▶ _WHAT YOU SHOULD DO_
Leave the pictures out. Return all other data exactly.

** start of RECORDS FOR PROCESSING **

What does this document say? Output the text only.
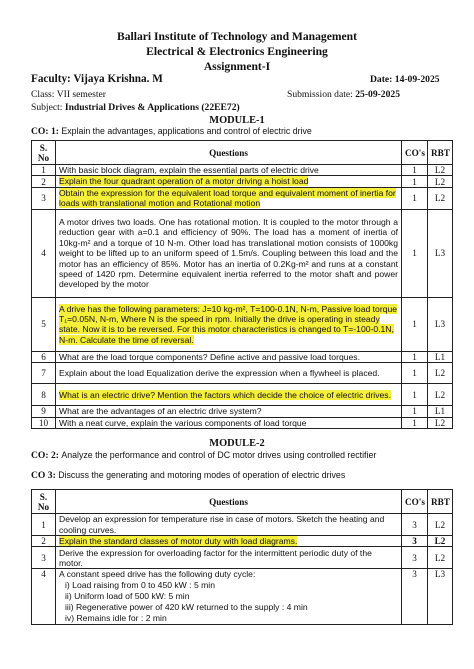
Ballari Institute of Technology and Management
Electrical & Electronics Engineering
Assignment-I
Faculty: Vijaya Krishna. M	Date: 14-09-2025
Class: VII semester	Submission date: 25-09-2025
Subject: Industrial Drives & Applications (22EE72)
MODULE-1
CO: 1: Explain the advantages, applications and control of electric drive
S.
No	Questions	CO's	RBT
1	With basic block diagram, explain the essential parts of electric drive	1	L2
2	Explain the four quadrant operation of a motor driving a hoist load	1	L2
3	Obtain the expression for the equivalent load torque and equivalent moment of inertia for loads with translational motion and Rotational motion	1	L2
4	A motor drives two loads. One has rotational motion. It is coupled to the motor through a reduction gear with a=0.1 and efficiency of 90%. The load has a moment of inertia of 10kg-m² and a torque of 10 N-m. Other load has translational motion consists of 1000kg weight to be lifted up to an uniform speed of 1.5m/s. Coupling between this load and the motor has an efficiency of 85%. Motor has an inertia of 0.2Kg-m² and runs at a constant speed of 1420 rpm. Determine equivalent inertia referred to the motor shaft and power developed by the motor	1	L3
5	A drive has the following parameters: J=10 kg-m², T=100-0.1N, N-m, Passive load torque T₁=0.05N, N-m, Where N is the speed in rpm. Initially the drive is operating in steady state. Now it is to be reversed. For this motor characteristics is changed to T=-100-0.1N, N-m. Calculate the time of reversal.	1	L3
6	What are the load torque components? Define active and passive load torques.	1	L1
7	Explain about the load Equalization derive the expression when a flywheel is placed.	1	L2
8	What is an electric drive? Mention the factors which decide the choice of electric drives.	1	L2
9	What are the advantages of an electric drive system?	1	L1
10	With a neat curve, explain the various components of load torque	1	L2
MODULE-2
CO: 2: Analyze the performance and control of DC motor drives using controlled rectifier
CO 3: Discuss the generating and motoring modes of operation of electric drives
S.
No	Questions	CO's	RBT
1	Develop an expression for temperature rise in case of motors. Sketch the heating and cooling curves.	3	L2
2	Explain the standard classes of motor duty with load diagrams.	3	L2
3	Derive the expression for overloading factor for the intermittent periodic duty of the motor.	3	L2
4	A constant speed drive has the following duty cycle:
i) Load raising from 0 to 450 kW : 5 min
ii) Uniform load of 500 kW: 5 min
iii) Regenerative power of 420 kW returned to the supply : 4 min
iv) Remains idle for : 2 min	3	L3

** end of RECORDS FOR PROCESSING **

▶ _REPLY TO THE TASK_
What does this document say? Output the text only.
Ballari Institute of Technology and Management
Electrical & Electronics Engineering
Assignment-I
Faculty: Vijaya Krishna. M	Date: 14-09-2025
Class: VII semester	Submission date: 25-09-2025
Subject: Industrial Drives & Applications (22EE72)
MODULE-1
CO: 1: Explain the advantages, applications and control of electric drive
S.
No	Questions	CO's	RBT
1	With basic block diagram, explain the essential parts of electric drive	1	L2
2	Explain the four quadrant operation of a motor driving a hoist load	1	L2
3	Obtain the expression for the equivalent load torque and equivalent moment of inertia for loads with translational motion and Rotational motion	1	L2
4	A motor drives two loads. One has rotational motion. It is coupled to the motor through a reduction gear with a=0.1 and efficiency of 90%. The load has a moment of inertia of 10kg-m² and a torque of 10 N-m. Other load has translational motion consists of 1000kg weight to be lifted up to an uniform speed of 1.5m/s. Coupling between this load and the motor has an efficiency of 85%. Motor has an inertia of 0.2Kg-m² and runs at a constant speed of 1420 rpm. Determine equivalent inertia referred to the motor shaft and power developed by the motor	1	L3
5	A drive has the following parameters: J=10 kg-m², T=100-0.1N, N-m, Passive load torque T₁=0.05N, N-m, Where N is the speed in rpm. Initially the drive is operating in steady state. Now it is to be reversed. For this motor characteristics is changed to T=-100-0.1N, N-m. Calculate the time of reversal.	1	L3
6	What are the load torque components? Define active and passive load torques.	1	L1
7	Explain about the load Equalization derive the expression when a flywheel is placed.	1	L2
8	What is an electric drive? Mention the factors which decide the choice of electric drives.	1	L2
9	What are the advantages of an electric drive system?	1	L1
10	With a neat curve, explain the various components of load torque	1	L2
MODULE-2
CO: 2: Analyze the performance and control of DC motor drives using controlled rectifier
CO 3: Discuss the generating and motoring modes of operation of electric drives
S.
No	Questions	CO's	RBT
1	Develop an expression for temperature rise in case of motors. Sketch the heating and cooling curves.	3	L2
2	Explain the standard classes of motor duty with load diagrams.	3	L2
3	Derive the expression for overloading factor for the intermittent periodic duty of the motor.	3	L2
4	A constant speed drive has the following duty cycle:
i) Load raising from 0 to 450 kW : 5 min
ii) Uniform load of 500 kW: 5 min
iii) Regenerative power of 420 kW returned to the supply : 4 min
iv) Remains idle for : 2 min	3	L3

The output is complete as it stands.